# [SERIE DI COMPITI]
**1)** Rispondi alle seguenti domande sul commento sulla MotoGP 2018:
(a) A quale gara della stagione si riferisce il commento?
(b) In quale curva e durante quale giro è caduto Andrea Dovizioso?
(c) In quale posizione si è piazzato Petrucci?
**2)** Stabilisci se ciascuna affermazione concorda con il commento sulla MotoGP 2018. Rispondi sì o no e cita le parole del testo che lo dimostrano.
(a) Marquez ha conquistato la terza vittoria consecutiva.
(b) Dopo la caduta Dovizioso si trova a 36 punti da Marquez.
(c) Zarco è scivolato quattro giri dopo Dovizioso.
**3)** Scrivi il seguito del commento sulla MotoGP 2018, riprendendo subito dopo la sua ultima frase.

# [TESTO DELL'ESERCIZIO]
◇ ◇ ◇ ◇ ◇ ◇ ◇

Moto, Marc Marquez ha già messo il sigillo sul Mondiale? Il commento di Alberto Bortolotti

Alberto Bortolotti, consigliere USSI

Siamo solo alla quinta gara della MotoGP 2018, ma quella che Marc Marquez ha fissato oggi al Mondiale sembra già un sigillo di quelli importanti, perché con la terza vittoria consecutiva, si è messo in saccoccia un margine di ben 36 punti sul diretto inseguitore:  Il primo avversario, Vinales, è a 36 punti. Dietro il portacolori Yamaha 8 piloti in 13 punti: Zarco, Rossi, Petrucci, Miller, Iannone, Dovizioso, Crutchlow. 

Andrea Dovizioso è finito ruote all’aria alla curva 6 nel corso del quinto giro, proprio pochi istanti dopo che aveva portato al comando la sua Ducati, dando la sensazione di avere il passo per scappare via. Una mazzata che lo pone a 49 punti da Marc. E quattro giri più tardi è scivolato anche Johann Zarco. Poi la Ducati di Jorge Lorenzo, che ancora una volta si è reso protagonista di una partenza a razzo, ha iniziato ad andare all’indietro.

Petrucci comunque ha colto, con il secondo posto, un risultato pesante in ottica futura, perché è stato lui a tenere alto il vessillo della Ducati, conquistando il suo primo podio stagionale, ma soprattutto suonandole sonoramente a quel Lorenzo al quale porterà via il posto nella squadra ufficiale.

◇ ◇ ◇ ◇ ◇ ◇ ◇

# [SEZIONE DATI]
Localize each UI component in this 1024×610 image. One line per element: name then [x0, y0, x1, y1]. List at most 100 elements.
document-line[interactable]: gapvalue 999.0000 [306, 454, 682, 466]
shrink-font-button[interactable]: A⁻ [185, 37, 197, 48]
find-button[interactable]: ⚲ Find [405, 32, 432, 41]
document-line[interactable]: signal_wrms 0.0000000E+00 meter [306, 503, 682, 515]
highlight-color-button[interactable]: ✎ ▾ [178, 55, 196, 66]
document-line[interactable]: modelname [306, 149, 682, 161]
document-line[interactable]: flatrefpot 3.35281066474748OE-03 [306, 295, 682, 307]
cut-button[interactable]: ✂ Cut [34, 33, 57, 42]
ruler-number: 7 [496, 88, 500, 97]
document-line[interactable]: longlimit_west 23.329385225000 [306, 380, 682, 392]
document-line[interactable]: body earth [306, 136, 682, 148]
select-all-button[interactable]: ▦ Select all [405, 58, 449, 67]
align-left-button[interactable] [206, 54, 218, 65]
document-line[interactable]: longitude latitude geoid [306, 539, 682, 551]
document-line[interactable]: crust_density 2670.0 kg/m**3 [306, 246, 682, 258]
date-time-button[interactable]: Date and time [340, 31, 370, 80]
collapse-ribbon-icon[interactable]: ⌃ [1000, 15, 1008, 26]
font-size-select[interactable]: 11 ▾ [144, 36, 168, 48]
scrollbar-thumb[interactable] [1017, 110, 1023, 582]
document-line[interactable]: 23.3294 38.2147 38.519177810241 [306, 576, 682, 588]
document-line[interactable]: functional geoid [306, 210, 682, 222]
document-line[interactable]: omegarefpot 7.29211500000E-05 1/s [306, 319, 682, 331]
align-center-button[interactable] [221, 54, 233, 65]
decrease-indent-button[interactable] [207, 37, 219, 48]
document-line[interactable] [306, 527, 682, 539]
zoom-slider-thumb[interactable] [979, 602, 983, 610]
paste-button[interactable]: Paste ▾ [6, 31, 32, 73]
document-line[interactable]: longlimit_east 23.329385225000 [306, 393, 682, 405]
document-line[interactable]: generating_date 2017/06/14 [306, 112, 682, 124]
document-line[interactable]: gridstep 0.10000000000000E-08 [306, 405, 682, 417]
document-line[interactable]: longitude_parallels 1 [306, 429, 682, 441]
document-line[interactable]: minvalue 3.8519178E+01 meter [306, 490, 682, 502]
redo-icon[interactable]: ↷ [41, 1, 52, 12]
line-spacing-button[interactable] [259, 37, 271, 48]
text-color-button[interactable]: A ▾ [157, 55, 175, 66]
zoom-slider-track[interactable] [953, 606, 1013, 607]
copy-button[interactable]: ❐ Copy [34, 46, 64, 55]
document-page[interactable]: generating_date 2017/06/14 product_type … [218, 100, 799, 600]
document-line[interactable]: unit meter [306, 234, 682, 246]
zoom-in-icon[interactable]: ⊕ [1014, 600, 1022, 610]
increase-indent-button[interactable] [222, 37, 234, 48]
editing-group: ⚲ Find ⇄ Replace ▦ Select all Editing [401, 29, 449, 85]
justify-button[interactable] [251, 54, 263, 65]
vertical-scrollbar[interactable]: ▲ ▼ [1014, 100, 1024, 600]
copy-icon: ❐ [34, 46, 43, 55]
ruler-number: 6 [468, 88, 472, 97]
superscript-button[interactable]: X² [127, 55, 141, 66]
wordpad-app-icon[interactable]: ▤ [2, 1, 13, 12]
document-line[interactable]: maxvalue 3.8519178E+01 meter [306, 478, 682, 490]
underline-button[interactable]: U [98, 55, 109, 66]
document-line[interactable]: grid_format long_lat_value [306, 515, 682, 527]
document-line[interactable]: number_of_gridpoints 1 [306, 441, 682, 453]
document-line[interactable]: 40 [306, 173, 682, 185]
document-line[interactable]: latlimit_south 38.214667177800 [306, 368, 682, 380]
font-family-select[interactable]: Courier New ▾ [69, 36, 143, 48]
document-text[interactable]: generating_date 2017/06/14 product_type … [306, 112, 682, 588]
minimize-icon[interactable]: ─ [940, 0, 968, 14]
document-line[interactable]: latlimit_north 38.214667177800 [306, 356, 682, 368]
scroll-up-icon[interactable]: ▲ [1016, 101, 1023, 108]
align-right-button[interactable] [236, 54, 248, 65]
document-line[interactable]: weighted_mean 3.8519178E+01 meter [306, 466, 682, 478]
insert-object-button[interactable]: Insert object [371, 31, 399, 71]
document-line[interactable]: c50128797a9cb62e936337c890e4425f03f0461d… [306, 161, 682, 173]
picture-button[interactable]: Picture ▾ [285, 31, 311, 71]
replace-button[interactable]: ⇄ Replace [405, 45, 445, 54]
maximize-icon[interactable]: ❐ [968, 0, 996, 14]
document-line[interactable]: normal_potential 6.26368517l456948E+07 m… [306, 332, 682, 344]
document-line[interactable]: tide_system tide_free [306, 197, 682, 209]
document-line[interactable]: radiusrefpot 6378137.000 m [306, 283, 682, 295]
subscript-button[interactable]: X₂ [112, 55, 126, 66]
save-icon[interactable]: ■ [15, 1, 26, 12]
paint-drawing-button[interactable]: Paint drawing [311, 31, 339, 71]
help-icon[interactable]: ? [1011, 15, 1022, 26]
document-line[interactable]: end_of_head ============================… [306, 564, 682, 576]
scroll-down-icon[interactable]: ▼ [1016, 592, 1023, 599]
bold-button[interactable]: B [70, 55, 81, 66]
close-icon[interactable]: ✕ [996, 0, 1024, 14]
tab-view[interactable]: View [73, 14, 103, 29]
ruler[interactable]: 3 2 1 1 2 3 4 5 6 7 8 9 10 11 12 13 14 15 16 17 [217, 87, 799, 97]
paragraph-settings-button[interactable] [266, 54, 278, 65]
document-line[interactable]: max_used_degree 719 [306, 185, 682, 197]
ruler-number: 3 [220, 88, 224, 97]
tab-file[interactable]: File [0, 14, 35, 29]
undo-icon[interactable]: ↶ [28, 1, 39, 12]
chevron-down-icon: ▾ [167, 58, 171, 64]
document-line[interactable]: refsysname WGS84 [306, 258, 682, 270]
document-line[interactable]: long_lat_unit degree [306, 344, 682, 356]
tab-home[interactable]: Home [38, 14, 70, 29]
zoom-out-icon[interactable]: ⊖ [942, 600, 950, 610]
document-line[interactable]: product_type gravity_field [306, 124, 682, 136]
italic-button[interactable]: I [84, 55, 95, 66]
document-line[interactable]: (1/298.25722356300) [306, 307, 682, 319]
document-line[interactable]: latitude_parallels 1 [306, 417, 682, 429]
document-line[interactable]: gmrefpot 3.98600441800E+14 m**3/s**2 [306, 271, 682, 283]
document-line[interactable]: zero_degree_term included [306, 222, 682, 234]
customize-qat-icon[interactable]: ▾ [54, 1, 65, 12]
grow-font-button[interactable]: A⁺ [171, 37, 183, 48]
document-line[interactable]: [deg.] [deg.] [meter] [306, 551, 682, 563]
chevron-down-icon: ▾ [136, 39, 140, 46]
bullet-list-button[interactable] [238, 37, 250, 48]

◇ ◇ ◇ ◇ ◇ ◇ ◇

# [RISPOSTE AI COMPITI]
**1)**
(a) Alla quinta gara della MotoGP 2018.
(b) Alla curva 6, nel corso del quinto giro.
(c) Al secondo posto.

**2)**
(a) Sì: "con la terza vittoria consecutiva".
(b) No: "Una mazzata che lo pone a 49 punti da Marc."
(c) Sì: "E quattro giri più tardi è scivolato anche Johann Zarco."

**3)**
Sul gradino più basso del podio c’è un inossidabile Valentino Rossi, che oggi è stato bravo a stare lontano dai guai e a sfruttare le disavventure altrui. Ma va detto che il “Dottore” ha anche tenuto un ritmo di gara che fino a ieri pareva impensabile per la sua Yamaha: e la riprova di questo è il fatto che il compagno Vinales è arrivato settimo, 18″ più indietro rispetto al pesarese, con una gara anonima.

Dani Pedrosa, polso dolorante, ne esce con un buon quinto posto con la sua Honda. E ottavo Cal Crutchlow, dopo aver passato la notte in ospedale in seguito alla brutta bocca all’anca rimediata nell’highside della caduta di ieri.